**What you are asked to do:**
Each record must be retyped in full. No character may differ.

|---|

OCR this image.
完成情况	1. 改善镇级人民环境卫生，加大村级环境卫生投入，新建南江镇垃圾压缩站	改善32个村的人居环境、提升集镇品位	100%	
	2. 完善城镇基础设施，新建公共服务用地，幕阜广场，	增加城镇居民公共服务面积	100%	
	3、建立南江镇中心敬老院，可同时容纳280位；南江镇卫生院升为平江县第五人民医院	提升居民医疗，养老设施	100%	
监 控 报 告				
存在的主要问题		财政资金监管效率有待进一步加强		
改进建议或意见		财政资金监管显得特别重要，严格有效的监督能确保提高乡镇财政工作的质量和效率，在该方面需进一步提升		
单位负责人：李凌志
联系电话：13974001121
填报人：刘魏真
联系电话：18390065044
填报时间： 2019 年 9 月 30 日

|---|

**Solution to the problem:**
OCR this image.
完成情况	1. 改善镇级人民环境卫生，加大村级环境卫生投入，新建南江镇垃圾压缩站	改善32个村的人居环境、提升集镇品位	100%	
	2. 完善城镇基础设施，新建公共服务用地，幕阜广场，	增加城镇居民公共服务面积	100%	
	3、建立南江镇中心敬老院，可同时容纳280位；南江镇卫生院升为平江县第五人民医院	提升居民医疗，养老设施	100%	
监 控 报 告				
存在的主要问题		财政资金监管效率有待进一步加强		
改进建议或意见		财政资金监管显得特别重要，严格有效的监督能确保提高乡镇财政工作的质量和效率，在该方面需进一步提升		
单位负责人：李凌志
联系电话：13974001121
填报人：刘魏真
联系电话：18390065044
填报时间： 2019 年 9 月 30 日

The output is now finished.